• **Chart and figure data**:
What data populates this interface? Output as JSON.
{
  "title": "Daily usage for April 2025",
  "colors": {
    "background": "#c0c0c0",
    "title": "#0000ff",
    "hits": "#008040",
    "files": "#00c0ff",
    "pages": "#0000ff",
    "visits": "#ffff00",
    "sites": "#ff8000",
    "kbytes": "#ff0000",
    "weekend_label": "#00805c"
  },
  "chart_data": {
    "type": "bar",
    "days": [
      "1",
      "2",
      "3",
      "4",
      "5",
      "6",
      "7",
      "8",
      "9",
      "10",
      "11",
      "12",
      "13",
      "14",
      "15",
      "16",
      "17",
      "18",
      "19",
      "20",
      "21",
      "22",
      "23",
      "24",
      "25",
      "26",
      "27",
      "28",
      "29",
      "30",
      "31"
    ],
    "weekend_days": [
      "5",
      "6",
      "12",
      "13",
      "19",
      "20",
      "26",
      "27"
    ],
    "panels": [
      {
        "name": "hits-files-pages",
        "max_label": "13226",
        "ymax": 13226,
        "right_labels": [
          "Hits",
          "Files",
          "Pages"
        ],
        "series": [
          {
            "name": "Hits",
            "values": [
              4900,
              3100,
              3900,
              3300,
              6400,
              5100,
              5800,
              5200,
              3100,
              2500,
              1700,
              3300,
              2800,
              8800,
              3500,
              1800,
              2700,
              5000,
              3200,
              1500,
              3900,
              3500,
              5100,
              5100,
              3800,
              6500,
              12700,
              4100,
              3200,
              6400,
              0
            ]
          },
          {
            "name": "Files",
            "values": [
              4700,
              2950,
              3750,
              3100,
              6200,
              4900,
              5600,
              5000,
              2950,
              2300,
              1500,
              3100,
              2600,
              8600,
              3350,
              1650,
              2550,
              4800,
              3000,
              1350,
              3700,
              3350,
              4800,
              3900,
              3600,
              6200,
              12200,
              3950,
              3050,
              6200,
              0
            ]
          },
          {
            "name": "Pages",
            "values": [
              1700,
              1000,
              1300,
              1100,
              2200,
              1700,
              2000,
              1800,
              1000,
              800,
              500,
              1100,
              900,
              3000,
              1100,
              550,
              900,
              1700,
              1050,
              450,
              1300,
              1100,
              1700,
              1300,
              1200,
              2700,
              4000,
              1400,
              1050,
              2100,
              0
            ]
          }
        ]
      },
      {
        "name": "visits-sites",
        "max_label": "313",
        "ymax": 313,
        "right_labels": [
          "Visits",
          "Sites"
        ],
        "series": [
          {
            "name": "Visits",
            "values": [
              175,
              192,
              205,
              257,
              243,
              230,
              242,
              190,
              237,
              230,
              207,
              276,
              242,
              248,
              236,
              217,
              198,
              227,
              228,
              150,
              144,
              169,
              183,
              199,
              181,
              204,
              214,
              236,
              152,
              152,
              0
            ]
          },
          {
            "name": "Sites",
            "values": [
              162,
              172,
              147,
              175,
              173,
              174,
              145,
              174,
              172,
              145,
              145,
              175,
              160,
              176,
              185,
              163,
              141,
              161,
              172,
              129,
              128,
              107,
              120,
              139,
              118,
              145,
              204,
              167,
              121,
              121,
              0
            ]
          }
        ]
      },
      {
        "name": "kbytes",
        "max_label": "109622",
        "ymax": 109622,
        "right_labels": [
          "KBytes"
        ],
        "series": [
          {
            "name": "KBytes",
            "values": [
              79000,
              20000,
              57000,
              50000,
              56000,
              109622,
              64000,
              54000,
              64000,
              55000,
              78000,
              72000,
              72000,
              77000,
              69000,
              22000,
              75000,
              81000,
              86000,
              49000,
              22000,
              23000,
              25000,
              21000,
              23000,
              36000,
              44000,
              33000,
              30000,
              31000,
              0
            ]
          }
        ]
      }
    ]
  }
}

• **Written request**: All of the entries above need to be reproduced exactly.

• **In response**:
What data populates this interface? Output as JSON.
{
  "title": "Daily usage for April 2025",
  "colors": {
    "background": "#c0c0c0",
    "title": "#0000ff",
    "hits": "#008040",
    "files": "#00c0ff",
    "pages": "#0000ff",
    "visits": "#ffff00",
    "sites": "#ff8000",
    "kbytes": "#ff0000",
    "weekend_label": "#00805c"
  },
  "chart_data": {
    "type": "bar",
    "days": [
      "1",
      "2",
      "3",
      "4",
      "5",
      "6",
      "7",
      "8",
      "9",
      "10",
      "11",
      "12",
      "13",
      "14",
      "15",
      "16",
      "17",
      "18",
      "19",
      "20",
      "21",
      "22",
      "23",
      "24",
      "25",
      "26",
      "27",
      "28",
      "29",
      "30",
      "31"
    ],
    "weekend_days": [
      "5",
      "6",
      "12",
      "13",
      "19",
      "20",
      "26",
      "27"
    ],
    "panels": [
      {
        "name": "hits-files-pages",
        "max_label": "13226",
        "ymax": 13226,
        "right_labels": [
          "Hits",
          "Files",
          "Pages"
        ],
        "series": [
          {
            "name": "Hits",
            "values": [
              4900,
              3100,
              3900,
              3300,
              6400,
              5100,
              5800,
              5200,
              3100,
              2500,
              1700,
              3300,
              2800,
              8800,
              3500,
              1800,
              2700,
              5000,
              3200,
              1500,
              3900,
              3500,
              5100,
              5100,
              3800,
              6500,
              12700,
              4100,
              3200,
              6400,
              0
            ]
          },
          {
            "name": "Files",
            "values": [
              4700,
              2950,
              3750,
              3100,
              6200,
              4900,
              5600,
              5000,
              2950,
              2300,
              1500,
              3100,
              2600,
              8600,
              3350,
              1650,
              2550,
              4800,
              3000,
              1350,
              3700,
              3350,
              4800,
              3900,
              3600,
              6200,
              12200,
              3950,
              3050,
              6200,
              0
            ]
          },
          {
            "name": "Pages",
            "values": [
              1700,
              1000,
              1300,
              1100,
              2200,
              1700,
              2000,
              1800,
              1000,
              800,
              500,
              1100,
              900,
              3000,
              1100,
              550,
              900,
              1700,
              1050,
              450,
              1300,
              1100,
              1700,
              1300,
              1200,
              2700,
              4000,
              1400,
              1050,
              2100,
              0
            ]
          }
        ]
      },
      {
        "name": "visits-sites",
        "max_label": "313",
        "ymax": 313,
        "right_labels": [
          "Visits",
          "Sites"
        ],
        "series": [
          {
            "name": "Visits",
            "values": [
              175,
              192,
              205,
              257,
              243,
              230,
              242,
              190,
              237,
              230,
              207,
              276,
              242,
              248,
              236,
              217,
              198,
              227,
              228,
              150,
              144,
              169,
              183,
              199,
              181,
              204,
              214,
              236,
              152,
              152,
              0
            ]
          },
          {
            "name": "Sites",
            "values": [
              162,
              172,
              147,
              175,
              173,
              174,
              145,
              174,
              172,
              145,
              145,
              175,
              160,
              176,
              185,
              163,
              141,
              161,
              172,
              129,
              128,
              107,
              120,
              139,
              118,
              145,
              204,
              167,
              121,
              121,
              0
            ]
          }
        ]
      },
      {
        "name": "kbytes",
        "max_label": "109622",
        "ymax": 109622,
        "right_labels": [
          "KBytes"
        ],
        "series": [
          {
            "name": "KBytes",
            "values": [
              79000,
              20000,
              57000,
              50000,
              56000,
              109622,
              64000,
              54000,
              64000,
              55000,
              78000,
              72000,
              72000,
              77000,
              69000,
              22000,
              75000,
              81000,
              86000,
              49000,
              22000,
              23000,
              25000,
              21000,
              23000,
              36000,
              44000,
              33000,
              30000,
              31000,
              0
            ]
          }
        ]
      }
    ]
  }
}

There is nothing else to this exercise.